▸ TEXT PROVIDED
Gospel: Mk 16:15-18:
Then he told them, “Go out to the whole world and proclaim the Good News to all creation. The one who believes and is baptized will be saved; the one who refuses to believe will be condemned. Signs like these will accompany those who have believed: in my name they will cast out demons and speak new languages; they will pick up snakes, and if they drink anything poisonous, they will be unharmed; they will lay their hands on the sick, and they will be healed.”
Reflexión:
Certain Christian fundamentalists seize literally on this gospel text, speaking in tongues, handling snakes, and effecting cures through the laying on of hands. Apart from the latter, these “signs” of faith seem not to have played a role in the community that followed Jesus, or in the early church.

▸ SOURCE MATERIAL
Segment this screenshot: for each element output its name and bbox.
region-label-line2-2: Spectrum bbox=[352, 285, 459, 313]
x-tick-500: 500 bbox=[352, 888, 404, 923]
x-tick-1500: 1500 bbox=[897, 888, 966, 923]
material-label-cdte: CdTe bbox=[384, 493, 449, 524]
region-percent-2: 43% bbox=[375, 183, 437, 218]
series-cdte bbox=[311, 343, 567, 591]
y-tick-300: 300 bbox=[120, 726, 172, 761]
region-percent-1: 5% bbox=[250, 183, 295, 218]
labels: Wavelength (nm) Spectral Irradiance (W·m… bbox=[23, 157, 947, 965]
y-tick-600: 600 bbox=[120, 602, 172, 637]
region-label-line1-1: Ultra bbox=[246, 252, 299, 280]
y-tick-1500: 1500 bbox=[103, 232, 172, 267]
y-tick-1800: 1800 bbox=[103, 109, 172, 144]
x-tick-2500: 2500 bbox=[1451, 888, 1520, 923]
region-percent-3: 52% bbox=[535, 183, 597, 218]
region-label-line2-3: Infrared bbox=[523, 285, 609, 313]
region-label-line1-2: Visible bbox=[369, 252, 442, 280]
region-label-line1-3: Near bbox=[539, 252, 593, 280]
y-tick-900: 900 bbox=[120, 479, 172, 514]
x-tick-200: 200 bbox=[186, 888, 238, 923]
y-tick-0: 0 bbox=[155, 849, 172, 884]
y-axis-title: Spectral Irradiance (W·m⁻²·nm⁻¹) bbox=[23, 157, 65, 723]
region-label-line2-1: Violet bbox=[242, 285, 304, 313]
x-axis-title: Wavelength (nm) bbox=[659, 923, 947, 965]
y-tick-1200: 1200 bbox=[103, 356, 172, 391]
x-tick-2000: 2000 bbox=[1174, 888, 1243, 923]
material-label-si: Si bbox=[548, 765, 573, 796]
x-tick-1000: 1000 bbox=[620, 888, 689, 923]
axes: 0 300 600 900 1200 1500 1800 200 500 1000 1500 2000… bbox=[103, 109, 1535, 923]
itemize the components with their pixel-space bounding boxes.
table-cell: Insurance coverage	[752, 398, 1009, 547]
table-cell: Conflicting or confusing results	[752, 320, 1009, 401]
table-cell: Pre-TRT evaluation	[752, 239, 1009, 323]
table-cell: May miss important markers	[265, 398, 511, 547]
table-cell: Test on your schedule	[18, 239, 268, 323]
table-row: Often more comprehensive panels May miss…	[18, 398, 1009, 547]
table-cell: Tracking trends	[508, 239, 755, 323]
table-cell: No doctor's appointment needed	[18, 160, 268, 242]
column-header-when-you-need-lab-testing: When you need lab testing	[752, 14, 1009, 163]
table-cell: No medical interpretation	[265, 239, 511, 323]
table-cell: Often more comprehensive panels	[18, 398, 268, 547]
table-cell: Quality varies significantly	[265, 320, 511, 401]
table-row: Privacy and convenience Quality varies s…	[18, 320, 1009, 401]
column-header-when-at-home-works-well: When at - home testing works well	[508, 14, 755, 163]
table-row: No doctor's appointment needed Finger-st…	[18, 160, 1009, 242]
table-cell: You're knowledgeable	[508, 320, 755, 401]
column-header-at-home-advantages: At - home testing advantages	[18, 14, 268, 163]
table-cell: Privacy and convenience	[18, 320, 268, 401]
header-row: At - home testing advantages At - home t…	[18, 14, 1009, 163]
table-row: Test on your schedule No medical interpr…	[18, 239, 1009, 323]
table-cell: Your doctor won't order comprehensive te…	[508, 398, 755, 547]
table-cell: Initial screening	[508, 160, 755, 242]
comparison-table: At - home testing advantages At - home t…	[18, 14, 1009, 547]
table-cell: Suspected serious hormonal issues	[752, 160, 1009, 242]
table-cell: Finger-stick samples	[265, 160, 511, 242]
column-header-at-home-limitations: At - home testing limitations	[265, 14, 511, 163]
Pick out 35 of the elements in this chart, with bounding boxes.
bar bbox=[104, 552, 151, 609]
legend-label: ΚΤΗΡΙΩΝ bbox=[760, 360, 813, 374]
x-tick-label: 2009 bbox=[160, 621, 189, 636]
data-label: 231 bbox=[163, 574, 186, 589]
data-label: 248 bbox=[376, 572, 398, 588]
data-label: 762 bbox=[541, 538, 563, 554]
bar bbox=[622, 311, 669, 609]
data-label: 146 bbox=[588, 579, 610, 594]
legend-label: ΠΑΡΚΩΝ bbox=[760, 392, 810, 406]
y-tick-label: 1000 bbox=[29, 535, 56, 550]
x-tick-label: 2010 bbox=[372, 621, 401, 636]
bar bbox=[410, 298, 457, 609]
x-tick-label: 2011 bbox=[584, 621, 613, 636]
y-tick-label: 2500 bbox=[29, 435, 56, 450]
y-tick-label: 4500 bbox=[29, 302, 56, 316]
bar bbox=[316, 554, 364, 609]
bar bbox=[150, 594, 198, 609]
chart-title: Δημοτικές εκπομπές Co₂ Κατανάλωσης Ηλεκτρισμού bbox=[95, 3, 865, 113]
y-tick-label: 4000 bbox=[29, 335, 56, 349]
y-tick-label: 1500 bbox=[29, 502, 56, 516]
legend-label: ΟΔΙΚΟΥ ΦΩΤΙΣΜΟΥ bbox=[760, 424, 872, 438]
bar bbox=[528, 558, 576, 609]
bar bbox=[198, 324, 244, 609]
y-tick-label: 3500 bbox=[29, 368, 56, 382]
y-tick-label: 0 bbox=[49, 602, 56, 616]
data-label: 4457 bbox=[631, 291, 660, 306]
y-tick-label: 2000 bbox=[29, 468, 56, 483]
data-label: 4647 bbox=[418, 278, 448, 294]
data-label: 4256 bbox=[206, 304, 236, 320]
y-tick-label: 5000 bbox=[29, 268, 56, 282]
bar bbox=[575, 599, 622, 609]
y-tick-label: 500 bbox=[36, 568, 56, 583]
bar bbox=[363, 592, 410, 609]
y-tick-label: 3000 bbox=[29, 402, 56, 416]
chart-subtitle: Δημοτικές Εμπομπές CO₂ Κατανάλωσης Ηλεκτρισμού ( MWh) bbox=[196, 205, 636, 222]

▸ EXERCISE TASKS
A. Decide whether each statement agrees with the passage on Mark 16:15-18. Answer yes or no for each, and quote the deciding words of the passage exactly.
(i) Whoever believes and is baptized will be saved.
(ii) Speaking in tongues played an important role in the early church.
(iii) Believers who drink anything poisonous will be unharmed.
B. Continue the passage on Mark 16:15-18 from the point where it stops.
The items are separate material and are unrelated to the passage on Mark 16:15-18.

▸ ANSWERS BY ITEM NUMBER
A.
(i) Yes: "The one who believes and is baptized will be saved"
(ii) No: "seem not to have played a role in the community that followed Jesus, or in the early church"
(iii) Yes: "if they drink anything poisonous, they will be unharmed"

B.
In contrast, the Acts of the Apostles focuses on a very different form of miraculous sign: the conversion of Saul, a zealous persecutor of the church, who as Paul will become one of its most effective missionaries. Saul had participated in the death of Stephen, the first martyr in the church. He was on a mission to Damascus to seek out Christians for punishment when he was thrown from his horse and confronted by the voice of the Lord: “I am Jesus whom you persecute.”
When he went on to proclaim the gospel, the Christians were astonished—and no doubt suspicious. But there was no doubting his faith and conviction. In the words of the famous hymn: “Amazing grace, how sweet the sound, that saved a wretch like me. I once was lost, and now am found, was blind and now I see.” There are signs even more marvelous—and more productive—than picking up snakes or drinking poison.